→ What is needed
Copy all lines in which the word "text" can be found.

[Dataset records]
**********

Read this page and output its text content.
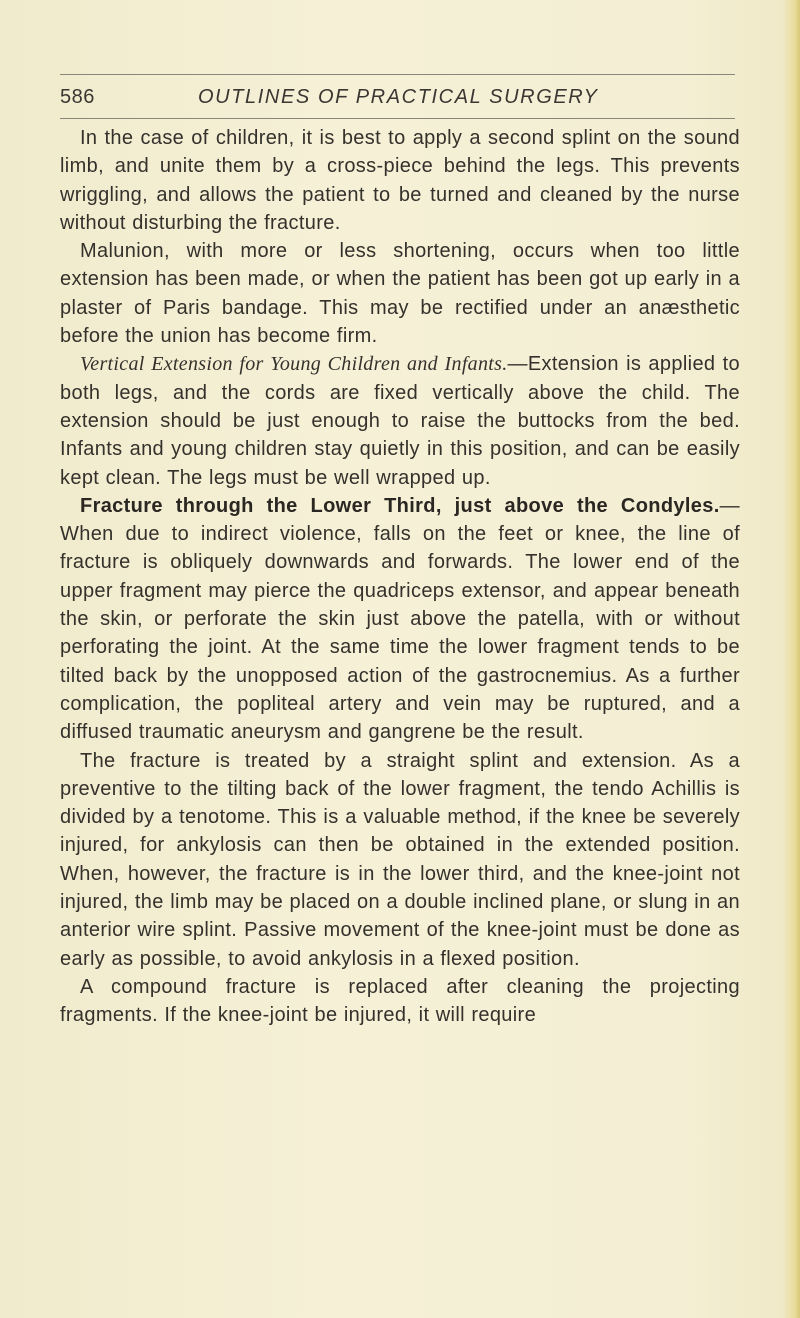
586	OUTLINES OF PRACTICAL SURGERY

In the case of children, it is best to apply a second splint on the sound limb, and unite them by a cross-piece behind the legs. This prevents wriggling, and allows the patient to be turned and cleaned by the nurse without disturbing the fracture.

Malunion, with more or less shortening, occurs when too little extension has been made, or when the patient has been got up early in a plaster of Paris bandage. This may be rectified under an anæsthetic before the union has become firm.

Vertical Extension for Young Children and Infants.—Extension is applied to both legs, and the cords are fixed vertically above the child. The extension should be just enough to raise the buttocks from the bed. Infants and young children stay quietly in this position, and can be easily kept clean. The legs must be well wrapped up.

Fracture through the Lower Third, just above the Condyles.—When due to indirect violence, falls on the feet or knee, the line of fracture is obliquely downwards and forwards. The lower end of the upper fragment may pierce the quadriceps extensor, and appear beneath the skin, or perforate the skin just above the patella, with or without perforating the joint. At the same time the lower fragment tends to be tilted back by the unopposed action of the gastrocnemius. As a further complication, the popliteal artery and vein may be ruptured, and a diffused traumatic aneurysm and gangrene be the result.

The fracture is treated by a straight splint and extension. As a preventive to the tilting back of the lower fragment, the tendo Achillis is divided by a tenotome. This is a valuable method, if the knee be severely injured, for ankylosis can then be obtained in the extended position. When, however, the fracture is in the lower third, and the knee-joint not injured, the limb may be placed on a double inclined plane, or slung in an anterior wire splint. Passive movement of the knee-joint must be done as early as possible, to avoid ankylosis in a flexed position.

A compound fracture is replaced after cleaning the projecting fragments. If the knee-joint be injured, it will require
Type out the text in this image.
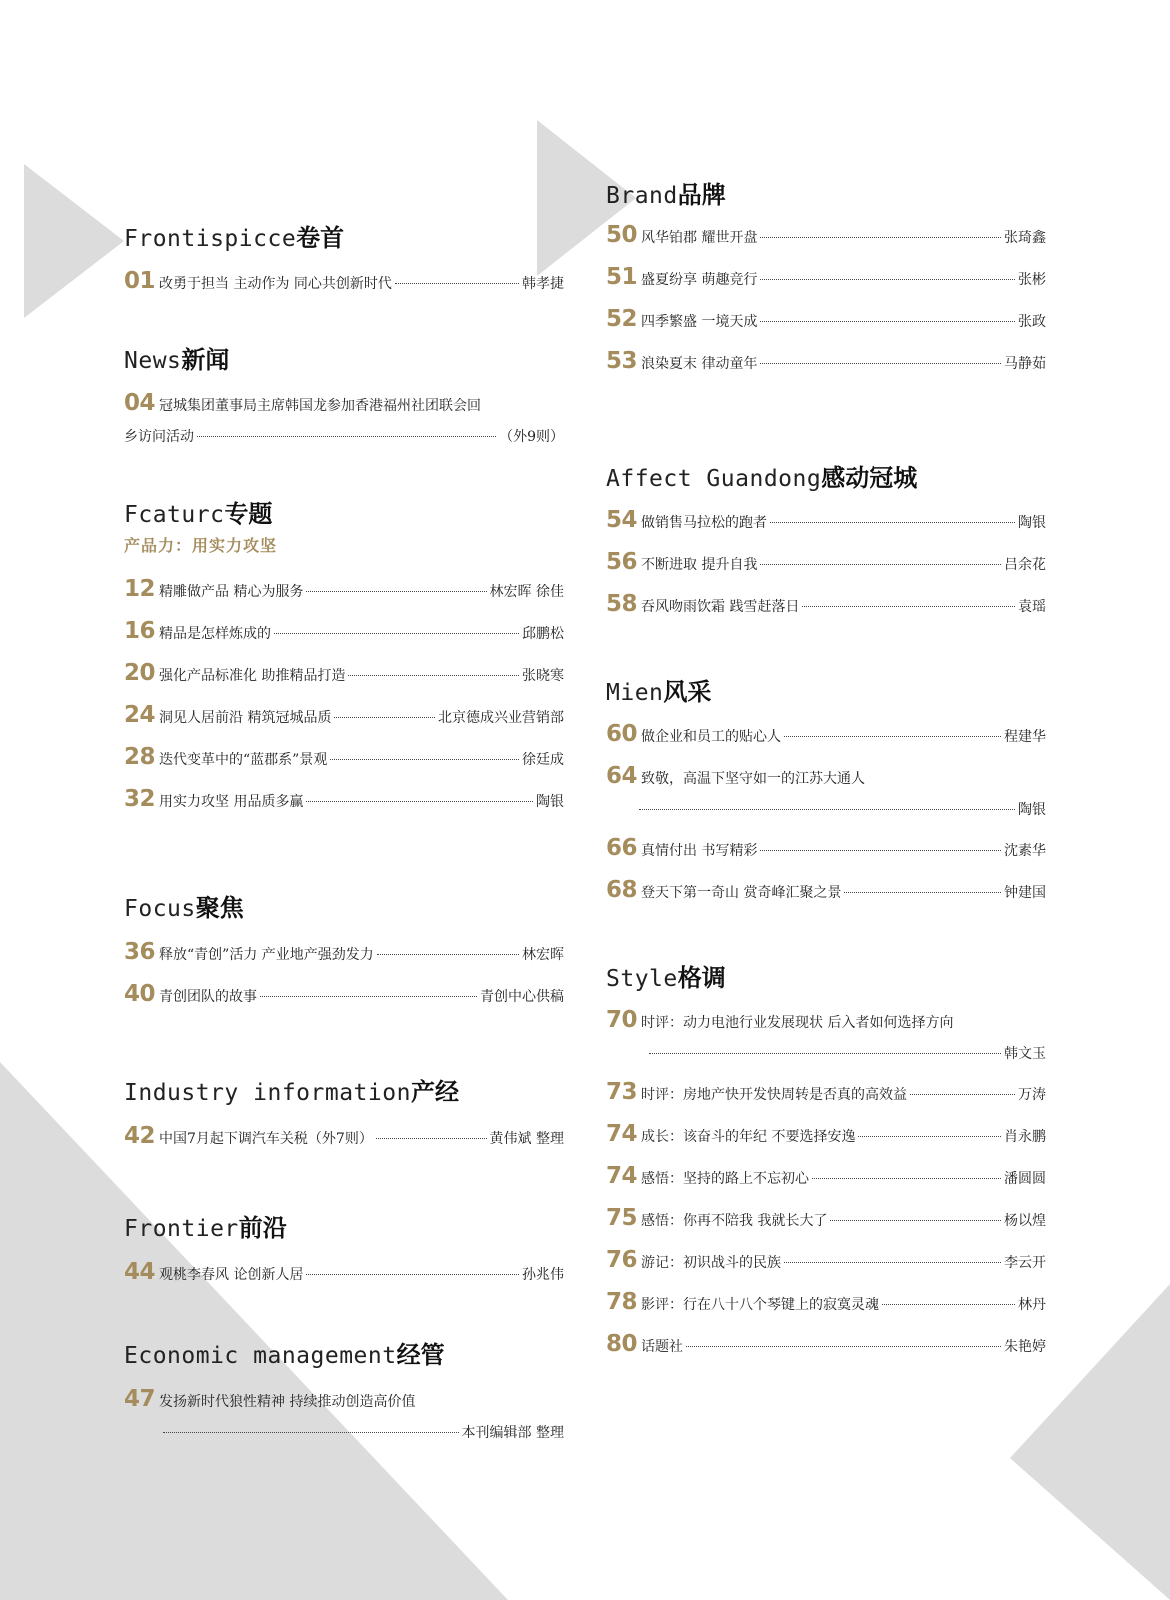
Frontispicce 卷首
01 改勇于担当 主动作为 同心共创新时代	韩孝捷
News 新闻
04 冠城集团董事局主席韩国龙参加香港福州社团联会回
乡访问活动	（外9则）
Fcaturc 专题
产品力：用实力攻坚
12 精雕做产品 精心为服务	林宏晖 徐佳
16 精品是怎样炼成的	邱鹏松
20 强化产品标准化 助推精品打造	张晓寒
24 洞见人居前沿 精筑冠城品质	北京德成兴业营销部
28 迭代变革中的“蓝郡系”景观	徐廷成
32 用实力攻坚 用品质多赢	陶银
Focus 聚焦
36 释放“青创”活力 产业地产强劲发力	林宏晖
40 青创团队的故事	青创中心供稿
Industry information 产经
42 中国7月起下调汽车关税（外7则）	黄伟斌 整理
Frontier 前沿
44 观桃李春风 论创新人居	孙兆伟
Economic management 经管
47 发扬新时代狼性精神 持续推动创造高价值
本刊编辑部 整理
Brand 品牌
50 风华铂郡 耀世开盘	张琦鑫
51 盛夏纷享 萌趣竞行	张彬
52 四季繁盛 一境天成	张政
53 浪染夏末 律动童年	马静茹
Affect Guandong 感动冠城
54 做销售马拉松的跑者	陶银
56 不断进取 提升自我	吕余花
58 吞风吻雨饮霜 践雪赶落日	袁瑶
Mien 风采
60 做企业和员工的贴心人	程建华
64 致敬，高温下坚守如一的江苏大通人
陶银
66 真情付出 书写精彩	沈素华
68 登天下第一奇山 赏奇峰汇聚之景	钟建国
Style 格调
70 时评：动力电池行业发展现状 后入者如何选择方向
韩文玉
73 时评：房地产快开发快周转是否真的高效益	万涛
74 成长：该奋斗的年纪 不要选择安逸	肖永鹏
74 感悟：坚持的路上不忘初心	潘圆圆
75 感悟：你再不陪我 我就长大了	杨以煌
76 游记：初识战斗的民族	李云开
78 影评：行在八十八个琴键上的寂寞灵魂	林丹
80 话题社	朱艳婷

**********

→ Problem solution
Read this page and output its text content.
Type out the text in this image.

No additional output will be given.